The social indicators in Andhra Pradesh are abhorrent and the 'reforms' seem
to only produce social misery for the people, many of whom came out for the
agitation led by the Left on August 28, 2000.
And that's when the police opened fire. No warning, no shots in the air, just
half an hour to forty-five minutes of gunfire toward and around the protestors.
This is 'good governance'? (By the way, the state authorities intervened with
cable operators to remove the segments on the police firing from television.
More 'good governance'?) The people marched toward the State Assembly, with
an agreement to remain peaceful. Women's organizations led the march, and in
a report from the All-India Democratic Women's Association, it becomes clear
that the police was ruthless. One woman, Mamta, noted that 'the male police
pulled my kurta [shirt] right up and tore it. I was lifted by them and thrown
on the [barbed] wire [fence].' Another, Devi, noted that 'the [police] men surrounded
me and started pulling my clothes. I protested. They used filthy language and
said "we will teach you to come to demonstrations" and tore my kurta
and pulled my salwaar. This is the State that brags about the 'empowerment of
women'; not in evidence on August 28th.
When the police blocked them, the people began to court arrest. Things went
awry. The bullets started to fly, and two men lay dead. One of them, Vishnu
Vardha Reddy, was a CPM activist. I quote from the AIDWA report about him: 'Vishnu
Vardha Reddy was targeted and killed by the police. He was 23 years old. This
is what his mother Durgamma said, "Vishnu was a gentle boy. He was working
in a factory called Aquapure earning about Rs. 1500 rupees a month. We come
from Tufran village of Medak district where we have a little land. We had to
come to Hyderabad to stay with Vishnu as my only other son Anji Reddy who was
older than Vishnu was killed in a traffic accident a month and a half ago. I
do not know whether it was an accident or whether he committed suicide. He was
very disturbed. He had taken a loan of a lakh of rupees from the moneylender
in the village to buy a pump. But the ground water level in our village is very
low. The richer people including our neighbour have a more powerful pump at
225 feet, which pulls all the water. My elder son had to dig twice to get the
water but the pump burned. He said he was ruined. One day he had gone out for
some work. Only his dead body came back. He left behind his wife and two little
children. We could not stay in the village because the moneylender wanted the
money. So we came to Vishnu. He used to work very hard and then he used to do
work for the other workers. He used to tell me 'we should do good work for the
people.' On August 28th he went as usual. I did not know that he was going for
a demonstration. But later some people came to us and said "Amma come quickly
your son is hurt". But he was not hurt. He was dead. They killed him, they
killed my gentle son." Vishnu did not threaten anyone's life. He did not
indulge in any violence. He was shot dead by the police during the indiscriminate
firing mentioned above. The Government has refused to give his family, of which
he was the only earning member, having lost his brother only a month earlier,
any compensation.

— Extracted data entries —
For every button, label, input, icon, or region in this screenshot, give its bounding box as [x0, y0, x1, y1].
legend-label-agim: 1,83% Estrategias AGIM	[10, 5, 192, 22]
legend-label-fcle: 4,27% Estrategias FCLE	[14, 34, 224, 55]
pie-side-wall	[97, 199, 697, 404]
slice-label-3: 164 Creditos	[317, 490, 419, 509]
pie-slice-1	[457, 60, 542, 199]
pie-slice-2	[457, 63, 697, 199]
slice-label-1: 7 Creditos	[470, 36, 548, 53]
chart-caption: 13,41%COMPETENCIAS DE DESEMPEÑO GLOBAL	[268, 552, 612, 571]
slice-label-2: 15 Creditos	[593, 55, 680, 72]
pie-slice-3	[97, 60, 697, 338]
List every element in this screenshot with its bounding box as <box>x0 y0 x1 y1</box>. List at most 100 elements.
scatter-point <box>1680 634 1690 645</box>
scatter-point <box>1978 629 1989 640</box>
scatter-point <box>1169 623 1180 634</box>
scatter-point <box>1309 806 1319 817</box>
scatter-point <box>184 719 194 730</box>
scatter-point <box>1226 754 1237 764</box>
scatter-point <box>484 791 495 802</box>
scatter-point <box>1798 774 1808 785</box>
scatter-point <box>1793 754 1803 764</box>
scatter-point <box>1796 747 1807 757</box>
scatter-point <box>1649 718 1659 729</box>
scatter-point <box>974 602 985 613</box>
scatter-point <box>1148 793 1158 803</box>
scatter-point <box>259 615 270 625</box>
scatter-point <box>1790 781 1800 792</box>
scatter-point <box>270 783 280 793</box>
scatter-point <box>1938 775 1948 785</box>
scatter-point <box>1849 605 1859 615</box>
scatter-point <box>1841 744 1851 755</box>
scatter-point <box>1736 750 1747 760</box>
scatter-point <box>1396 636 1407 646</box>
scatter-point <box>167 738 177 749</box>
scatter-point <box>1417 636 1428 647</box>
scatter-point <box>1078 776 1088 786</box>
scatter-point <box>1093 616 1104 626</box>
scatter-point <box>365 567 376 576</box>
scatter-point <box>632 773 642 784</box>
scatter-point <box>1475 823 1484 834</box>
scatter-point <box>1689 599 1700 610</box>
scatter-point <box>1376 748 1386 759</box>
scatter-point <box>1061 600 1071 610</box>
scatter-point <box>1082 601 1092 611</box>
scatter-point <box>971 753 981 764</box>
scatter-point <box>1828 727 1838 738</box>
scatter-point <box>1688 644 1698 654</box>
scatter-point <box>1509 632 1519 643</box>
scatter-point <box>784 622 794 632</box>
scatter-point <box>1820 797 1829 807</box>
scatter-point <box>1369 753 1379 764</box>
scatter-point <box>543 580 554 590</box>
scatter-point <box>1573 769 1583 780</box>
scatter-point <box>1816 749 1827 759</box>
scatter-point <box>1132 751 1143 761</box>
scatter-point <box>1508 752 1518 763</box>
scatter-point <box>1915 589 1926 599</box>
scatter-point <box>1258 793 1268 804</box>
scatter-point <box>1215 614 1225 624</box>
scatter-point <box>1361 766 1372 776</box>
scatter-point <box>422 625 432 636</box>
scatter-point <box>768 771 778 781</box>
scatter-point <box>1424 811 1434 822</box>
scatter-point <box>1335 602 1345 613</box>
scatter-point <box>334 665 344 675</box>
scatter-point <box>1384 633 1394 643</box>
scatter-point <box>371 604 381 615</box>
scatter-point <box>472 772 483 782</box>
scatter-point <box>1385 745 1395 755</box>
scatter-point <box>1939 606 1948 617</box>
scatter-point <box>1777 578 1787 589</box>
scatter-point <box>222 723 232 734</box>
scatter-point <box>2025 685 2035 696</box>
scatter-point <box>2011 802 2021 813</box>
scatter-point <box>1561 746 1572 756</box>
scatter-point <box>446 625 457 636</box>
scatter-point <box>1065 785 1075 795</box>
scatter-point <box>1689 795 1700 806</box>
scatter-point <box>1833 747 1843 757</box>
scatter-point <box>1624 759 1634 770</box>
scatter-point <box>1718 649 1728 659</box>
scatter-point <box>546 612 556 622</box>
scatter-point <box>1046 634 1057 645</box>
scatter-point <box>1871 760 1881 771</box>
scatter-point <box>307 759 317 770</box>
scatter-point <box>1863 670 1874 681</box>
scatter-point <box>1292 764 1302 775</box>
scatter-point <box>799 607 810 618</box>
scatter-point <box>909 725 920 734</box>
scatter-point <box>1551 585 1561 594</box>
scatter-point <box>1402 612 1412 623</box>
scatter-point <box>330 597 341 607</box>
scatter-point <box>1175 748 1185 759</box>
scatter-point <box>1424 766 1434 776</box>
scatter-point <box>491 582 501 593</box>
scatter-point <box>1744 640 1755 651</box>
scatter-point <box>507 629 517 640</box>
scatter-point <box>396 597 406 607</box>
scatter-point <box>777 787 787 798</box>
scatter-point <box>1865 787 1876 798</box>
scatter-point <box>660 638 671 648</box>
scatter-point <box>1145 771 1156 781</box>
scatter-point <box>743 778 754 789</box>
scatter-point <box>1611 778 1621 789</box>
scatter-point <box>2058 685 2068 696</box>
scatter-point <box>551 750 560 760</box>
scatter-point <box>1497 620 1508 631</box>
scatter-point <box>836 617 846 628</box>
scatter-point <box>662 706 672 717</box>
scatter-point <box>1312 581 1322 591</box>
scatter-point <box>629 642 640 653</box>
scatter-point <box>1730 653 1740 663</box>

— Problems to solve —
1. According to the account of the August 28, 2000 police firing in Andhra Pradesh, where did Vishnu Vardha Reddy work?
2. Pick up the account of the August 28, 2000 police firing in Andhra Pradesh after its final sentence and carry it forward.

— Answers by task —
1. In a factory called Aquapure.

2.
This is an urgent issue
which needs to be addressed.' Indeed, it needs to be addressed, both in India
and in the US, which emboldens people like Naidu against the wishes of the people.
Is the US content with the propagation of this kind of 'democracy'? On the bridges
to the 21st Century, lie the bodies of the people of Hyderabad. We are responsible
for this, as much as the oligarchy which now rules the state. And now in San
Diego, California, angered struggle against a 300% increase in power rates show
us how these fights are more than about solidarity. Private power (in both senses
of the term) is killing us. And nobody is hiding this crime.